## [PROVIDED DATA]
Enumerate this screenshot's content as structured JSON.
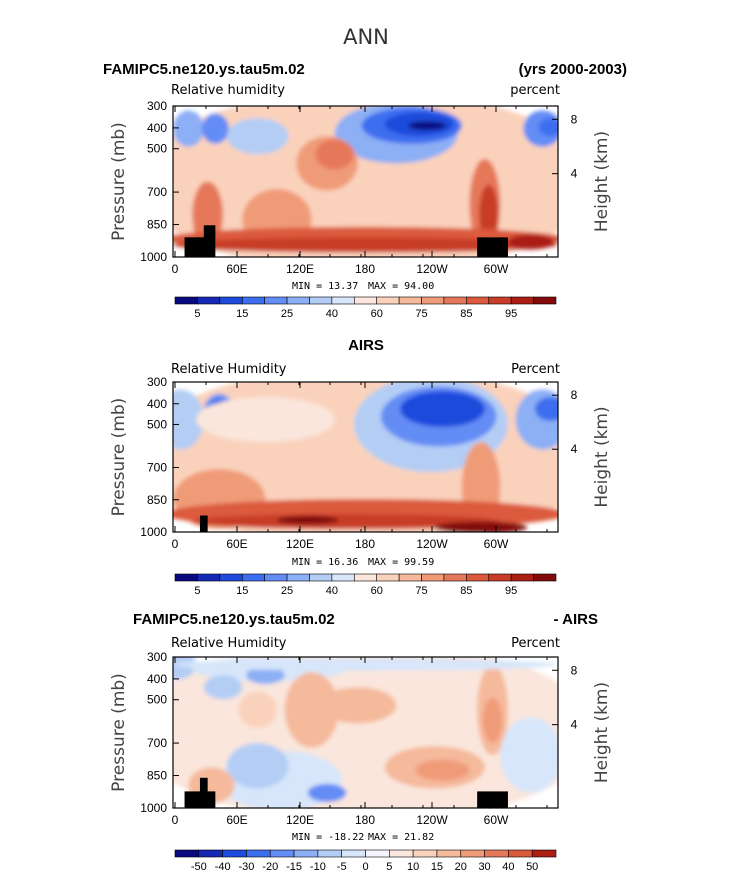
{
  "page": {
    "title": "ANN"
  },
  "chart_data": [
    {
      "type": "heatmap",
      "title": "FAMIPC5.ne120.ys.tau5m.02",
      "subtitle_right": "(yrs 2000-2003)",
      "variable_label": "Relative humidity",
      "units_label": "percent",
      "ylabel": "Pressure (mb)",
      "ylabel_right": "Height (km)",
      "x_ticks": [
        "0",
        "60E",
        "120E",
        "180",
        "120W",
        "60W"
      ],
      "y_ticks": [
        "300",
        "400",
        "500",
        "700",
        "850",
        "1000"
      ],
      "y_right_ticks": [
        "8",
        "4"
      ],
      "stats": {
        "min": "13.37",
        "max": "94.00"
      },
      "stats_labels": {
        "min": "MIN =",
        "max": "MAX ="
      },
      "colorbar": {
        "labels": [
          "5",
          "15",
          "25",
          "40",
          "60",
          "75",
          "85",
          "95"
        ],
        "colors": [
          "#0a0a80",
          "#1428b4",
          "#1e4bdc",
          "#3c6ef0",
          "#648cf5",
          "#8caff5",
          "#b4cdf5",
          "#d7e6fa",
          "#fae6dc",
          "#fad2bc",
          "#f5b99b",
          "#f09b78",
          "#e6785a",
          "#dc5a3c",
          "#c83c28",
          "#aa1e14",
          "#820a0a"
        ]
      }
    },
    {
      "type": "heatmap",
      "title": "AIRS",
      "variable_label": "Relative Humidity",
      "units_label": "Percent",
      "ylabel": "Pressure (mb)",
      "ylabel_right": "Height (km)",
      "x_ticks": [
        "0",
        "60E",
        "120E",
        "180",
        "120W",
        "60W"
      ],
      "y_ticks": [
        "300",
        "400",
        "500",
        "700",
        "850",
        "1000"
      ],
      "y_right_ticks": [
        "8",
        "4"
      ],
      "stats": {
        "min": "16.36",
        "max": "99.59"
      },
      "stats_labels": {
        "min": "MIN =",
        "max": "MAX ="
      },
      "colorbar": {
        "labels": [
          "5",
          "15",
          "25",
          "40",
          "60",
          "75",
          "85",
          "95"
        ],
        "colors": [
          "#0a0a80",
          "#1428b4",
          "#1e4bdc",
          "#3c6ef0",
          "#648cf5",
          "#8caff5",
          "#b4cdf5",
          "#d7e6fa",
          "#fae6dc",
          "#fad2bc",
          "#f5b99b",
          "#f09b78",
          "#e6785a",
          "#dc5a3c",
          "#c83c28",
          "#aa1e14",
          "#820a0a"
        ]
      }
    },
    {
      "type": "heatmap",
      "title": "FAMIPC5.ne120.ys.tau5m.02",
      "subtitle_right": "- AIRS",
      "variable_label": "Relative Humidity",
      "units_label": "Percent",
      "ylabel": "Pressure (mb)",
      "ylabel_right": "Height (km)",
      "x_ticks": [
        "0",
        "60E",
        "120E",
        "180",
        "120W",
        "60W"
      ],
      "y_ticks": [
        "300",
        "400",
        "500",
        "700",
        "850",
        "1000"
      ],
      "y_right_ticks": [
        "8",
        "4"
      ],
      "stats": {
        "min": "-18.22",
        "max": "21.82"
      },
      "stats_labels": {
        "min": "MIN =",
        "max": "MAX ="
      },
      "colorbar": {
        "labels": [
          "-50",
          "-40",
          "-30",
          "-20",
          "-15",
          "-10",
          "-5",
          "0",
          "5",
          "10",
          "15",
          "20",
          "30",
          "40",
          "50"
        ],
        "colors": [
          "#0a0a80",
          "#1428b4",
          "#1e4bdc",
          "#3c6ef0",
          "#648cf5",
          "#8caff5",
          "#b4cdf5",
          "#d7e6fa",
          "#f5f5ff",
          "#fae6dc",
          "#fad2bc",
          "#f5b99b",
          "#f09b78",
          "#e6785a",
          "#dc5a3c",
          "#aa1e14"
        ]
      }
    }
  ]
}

## [TASK OBJECTIVE]
Repeat each record exactly as shown above, dropping all images.

## [EXERCISE RESPONSE]
Enumerate this screenshot's content as structured JSON.
{
  "page": {
    "title": "ANN"
  },
  "chart_data": [
    {
      "type": "heatmap",
      "title": "FAMIPC5.ne120.ys.tau5m.02",
      "subtitle_right": "(yrs 2000-2003)",
      "variable_label": "Relative humidity",
      "units_label": "percent",
      "ylabel": "Pressure (mb)",
      "ylabel_right": "Height (km)",
      "x_ticks": [
        "0",
        "60E",
        "120E",
        "180",
        "120W",
        "60W"
      ],
      "y_ticks": [
        "300",
        "400",
        "500",
        "700",
        "850",
        "1000"
      ],
      "y_right_ticks": [
        "8",
        "4"
      ],
      "stats": {
        "min": "13.37",
        "max": "94.00"
      },
      "stats_labels": {
        "min": "MIN =",
        "max": "MAX ="
      },
      "colorbar": {
        "labels": [
          "5",
          "15",
          "25",
          "40",
          "60",
          "75",
          "85",
          "95"
        ],
        "colors": [
          "#0a0a80",
          "#1428b4",
          "#1e4bdc",
          "#3c6ef0",
          "#648cf5",
          "#8caff5",
          "#b4cdf5",
          "#d7e6fa",
          "#fae6dc",
          "#fad2bc",
          "#f5b99b",
          "#f09b78",
          "#e6785a",
          "#dc5a3c",
          "#c83c28",
          "#aa1e14",
          "#820a0a"
        ]
      }
    },
    {
      "type": "heatmap",
      "title": "AIRS",
      "variable_label": "Relative Humidity",
      "units_label": "Percent",
      "ylabel": "Pressure (mb)",
      "ylabel_right": "Height (km)",
      "x_ticks": [
        "0",
        "60E",
        "120E",
        "180",
        "120W",
        "60W"
      ],
      "y_ticks": [
        "300",
        "400",
        "500",
        "700",
        "850",
        "1000"
      ],
      "y_right_ticks": [
        "8",
        "4"
      ],
      "stats": {
        "min": "16.36",
        "max": "99.59"
      },
      "stats_labels": {
        "min": "MIN =",
        "max": "MAX ="
      },
      "colorbar": {
        "labels": [
          "5",
          "15",
          "25",
          "40",
          "60",
          "75",
          "85",
          "95"
        ],
        "colors": [
          "#0a0a80",
          "#1428b4",
          "#1e4bdc",
          "#3c6ef0",
          "#648cf5",
          "#8caff5",
          "#b4cdf5",
          "#d7e6fa",
          "#fae6dc",
          "#fad2bc",
          "#f5b99b",
          "#f09b78",
          "#e6785a",
          "#dc5a3c",
          "#c83c28",
          "#aa1e14",
          "#820a0a"
        ]
      }
    },
    {
      "type": "heatmap",
      "title": "FAMIPC5.ne120.ys.tau5m.02",
      "subtitle_right": "- AIRS",
      "variable_label": "Relative Humidity",
      "units_label": "Percent",
      "ylabel": "Pressure (mb)",
      "ylabel_right": "Height (km)",
      "x_ticks": [
        "0",
        "60E",
        "120E",
        "180",
        "120W",
        "60W"
      ],
      "y_ticks": [
        "300",
        "400",
        "500",
        "700",
        "850",
        "1000"
      ],
      "y_right_ticks": [
        "8",
        "4"
      ],
      "stats": {
        "min": "-18.22",
        "max": "21.82"
      },
      "stats_labels": {
        "min": "MIN =",
        "max": "MAX ="
      },
      "colorbar": {
        "labels": [
          "-50",
          "-40",
          "-30",
          "-20",
          "-15",
          "-10",
          "-5",
          "0",
          "5",
          "10",
          "15",
          "20",
          "30",
          "40",
          "50"
        ],
        "colors": [
          "#0a0a80",
          "#1428b4",
          "#1e4bdc",
          "#3c6ef0",
          "#648cf5",
          "#8caff5",
          "#b4cdf5",
          "#d7e6fa",
          "#f5f5ff",
          "#fae6dc",
          "#fad2bc",
          "#f5b99b",
          "#f09b78",
          "#e6785a",
          "#dc5a3c",
          "#aa1e14"
        ]
      }
    }
  ]
}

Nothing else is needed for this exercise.